** WRITTEN REQUEST **
Can you give all the records again without altering a single character?

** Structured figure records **
* * *

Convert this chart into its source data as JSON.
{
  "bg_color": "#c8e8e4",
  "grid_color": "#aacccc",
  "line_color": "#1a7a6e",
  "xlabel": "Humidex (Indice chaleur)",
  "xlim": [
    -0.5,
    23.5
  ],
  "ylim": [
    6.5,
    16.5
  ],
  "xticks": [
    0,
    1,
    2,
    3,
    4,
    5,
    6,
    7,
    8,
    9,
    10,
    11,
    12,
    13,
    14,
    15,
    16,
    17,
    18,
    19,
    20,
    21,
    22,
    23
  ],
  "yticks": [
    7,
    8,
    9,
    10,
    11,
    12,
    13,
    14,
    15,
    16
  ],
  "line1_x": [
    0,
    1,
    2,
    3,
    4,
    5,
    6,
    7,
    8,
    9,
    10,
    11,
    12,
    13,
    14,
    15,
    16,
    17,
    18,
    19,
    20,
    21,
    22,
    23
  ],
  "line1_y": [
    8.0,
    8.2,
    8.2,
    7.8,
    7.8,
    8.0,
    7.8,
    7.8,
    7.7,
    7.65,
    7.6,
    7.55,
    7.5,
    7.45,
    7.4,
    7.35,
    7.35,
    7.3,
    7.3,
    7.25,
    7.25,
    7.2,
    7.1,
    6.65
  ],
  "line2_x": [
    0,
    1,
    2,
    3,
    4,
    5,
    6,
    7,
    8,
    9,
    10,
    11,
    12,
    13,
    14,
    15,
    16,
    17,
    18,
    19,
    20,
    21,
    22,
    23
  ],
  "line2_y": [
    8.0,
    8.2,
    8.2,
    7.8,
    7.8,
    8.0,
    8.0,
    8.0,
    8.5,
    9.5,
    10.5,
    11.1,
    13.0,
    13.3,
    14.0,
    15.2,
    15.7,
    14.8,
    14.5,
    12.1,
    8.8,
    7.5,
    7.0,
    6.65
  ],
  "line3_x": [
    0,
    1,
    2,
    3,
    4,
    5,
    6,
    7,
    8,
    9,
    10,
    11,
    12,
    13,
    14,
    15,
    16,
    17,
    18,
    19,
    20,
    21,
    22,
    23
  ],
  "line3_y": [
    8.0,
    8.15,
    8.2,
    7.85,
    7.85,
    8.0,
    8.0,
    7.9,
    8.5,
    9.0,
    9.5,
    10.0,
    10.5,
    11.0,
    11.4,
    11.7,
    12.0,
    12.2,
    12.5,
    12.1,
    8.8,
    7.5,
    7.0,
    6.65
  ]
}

* * *

** EXERCISE RESPONSE **
Convert this chart into its source data as JSON.
{
  "bg_color": "#c8e8e4",
  "grid_color": "#aacccc",
  "line_color": "#1a7a6e",
  "xlabel": "Humidex (Indice chaleur)",
  "xlim": [
    -0.5,
    23.5
  ],
  "ylim": [
    6.5,
    16.5
  ],
  "xticks": [
    0,
    1,
    2,
    3,
    4,
    5,
    6,
    7,
    8,
    9,
    10,
    11,
    12,
    13,
    14,
    15,
    16,
    17,
    18,
    19,
    20,
    21,
    22,
    23
  ],
  "yticks": [
    7,
    8,
    9,
    10,
    11,
    12,
    13,
    14,
    15,
    16
  ],
  "line1_x": [
    0,
    1,
    2,
    3,
    4,
    5,
    6,
    7,
    8,
    9,
    10,
    11,
    12,
    13,
    14,
    15,
    16,
    17,
    18,
    19,
    20,
    21,
    22,
    23
  ],
  "line1_y": [
    8.0,
    8.2,
    8.2,
    7.8,
    7.8,
    8.0,
    7.8,
    7.8,
    7.7,
    7.65,
    7.6,
    7.55,
    7.5,
    7.45,
    7.4,
    7.35,
    7.35,
    7.3,
    7.3,
    7.25,
    7.25,
    7.2,
    7.1,
    6.65
  ],
  "line2_x": [
    0,
    1,
    2,
    3,
    4,
    5,
    6,
    7,
    8,
    9,
    10,
    11,
    12,
    13,
    14,
    15,
    16,
    17,
    18,
    19,
    20,
    21,
    22,
    23
  ],
  "line2_y": [
    8.0,
    8.2,
    8.2,
    7.8,
    7.8,
    8.0,
    8.0,
    8.0,
    8.5,
    9.5,
    10.5,
    11.1,
    13.0,
    13.3,
    14.0,
    15.2,
    15.7,
    14.8,
    14.5,
    12.1,
    8.8,
    7.5,
    7.0,
    6.65
  ],
  "line3_x": [
    0,
    1,
    2,
    3,
    4,
    5,
    6,
    7,
    8,
    9,
    10,
    11,
    12,
    13,
    14,
    15,
    16,
    17,
    18,
    19,
    20,
    21,
    22,
    23
  ],
  "line3_y": [
    8.0,
    8.15,
    8.2,
    7.85,
    7.85,
    8.0,
    8.0,
    7.9,
    8.5,
    9.0,
    9.5,
    10.0,
    10.5,
    11.0,
    11.4,
    11.7,
    12.0,
    12.2,
    12.5,
    12.1,
    8.8,
    7.5,
    7.0,
    6.65
  ]
}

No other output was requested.